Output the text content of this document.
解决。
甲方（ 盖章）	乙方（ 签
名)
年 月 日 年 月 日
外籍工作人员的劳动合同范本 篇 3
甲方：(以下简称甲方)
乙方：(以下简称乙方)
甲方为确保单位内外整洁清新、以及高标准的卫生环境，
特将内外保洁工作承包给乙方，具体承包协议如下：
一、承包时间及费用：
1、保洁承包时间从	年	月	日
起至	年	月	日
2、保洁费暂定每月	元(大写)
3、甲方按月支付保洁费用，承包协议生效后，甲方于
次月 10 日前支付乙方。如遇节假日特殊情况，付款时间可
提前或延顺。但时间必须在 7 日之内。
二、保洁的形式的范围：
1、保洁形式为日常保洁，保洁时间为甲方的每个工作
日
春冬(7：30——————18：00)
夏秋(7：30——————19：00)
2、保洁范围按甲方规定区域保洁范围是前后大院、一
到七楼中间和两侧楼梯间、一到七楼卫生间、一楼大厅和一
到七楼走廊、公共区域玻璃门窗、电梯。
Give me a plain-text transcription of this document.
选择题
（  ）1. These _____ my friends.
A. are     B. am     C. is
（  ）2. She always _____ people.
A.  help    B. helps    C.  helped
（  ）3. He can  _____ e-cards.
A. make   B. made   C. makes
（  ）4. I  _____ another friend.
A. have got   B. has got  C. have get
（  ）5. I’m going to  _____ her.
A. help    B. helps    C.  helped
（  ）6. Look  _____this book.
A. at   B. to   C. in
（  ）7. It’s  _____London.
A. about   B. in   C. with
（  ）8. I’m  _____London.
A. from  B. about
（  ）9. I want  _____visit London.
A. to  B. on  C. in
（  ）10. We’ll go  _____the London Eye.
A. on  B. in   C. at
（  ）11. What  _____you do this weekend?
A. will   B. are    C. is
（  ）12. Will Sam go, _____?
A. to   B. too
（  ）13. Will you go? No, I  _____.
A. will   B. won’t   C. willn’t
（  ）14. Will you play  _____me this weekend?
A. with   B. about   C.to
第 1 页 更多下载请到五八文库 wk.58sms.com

## What is being asked
Every line above should be printed again exactly as it stands.

## Correct result
Output the text content of this document.
解决。
甲方（ 盖章）	乙方（ 签
名)
年 月 日 年 月 日
外籍工作人员的劳动合同范本 篇 3
甲方：(以下简称甲方)
乙方：(以下简称乙方)
甲方为确保单位内外整洁清新、以及高标准的卫生环境，
特将内外保洁工作承包给乙方，具体承包协议如下：
一、承包时间及费用：
1、保洁承包时间从	年	月	日
起至	年	月	日
2、保洁费暂定每月	元(大写)
3、甲方按月支付保洁费用，承包协议生效后，甲方于
次月 10 日前支付乙方。如遇节假日特殊情况，付款时间可
提前或延顺。但时间必须在 7 日之内。
二、保洁的形式的范围：
1、保洁形式为日常保洁，保洁时间为甲方的每个工作
日
春冬(7：30——————18：00)
夏秋(7：30——————19：00)
2、保洁范围按甲方规定区域保洁范围是前后大院、一
到七楼中间和两侧楼梯间、一到七楼卫生间、一楼大厅和一
到七楼走廊、公共区域玻璃门窗、电梯。
Give me a plain-text transcription of this document.
选择题
（  ）1. These _____ my friends.
A. are     B. am     C. is
（  ）2. She always _____ people.
A.  help    B. helps    C.  helped
（  ）3. He can  _____ e-cards.
A. make   B. made   C. makes
（  ）4. I  _____ another friend.
A. have got   B. has got  C. have get
（  ）5. I’m going to  _____ her.
A. help    B. helps    C.  helped
（  ）6. Look  _____this book.
A. at   B. to   C. in
（  ）7. It’s  _____London.
A. about   B. in   C. with
（  ）8. I’m  _____London.
A. from  B. about
（  ）9. I want  _____visit London.
A. to  B. on  C. in
（  ）10. We’ll go  _____the London Eye.
A. on  B. in   C. at
（  ）11. What  _____you do this weekend?
A. will   B. are    C. is
（  ）12. Will Sam go, _____?
A. to   B. too
（  ）13. Will you go? No, I  _____.
A. will   B. won’t   C. willn’t
（  ）14. Will you play  _____me this weekend?
A. with   B. about   C.to
第 1 页 更多下载请到五八文库 wk.58sms.com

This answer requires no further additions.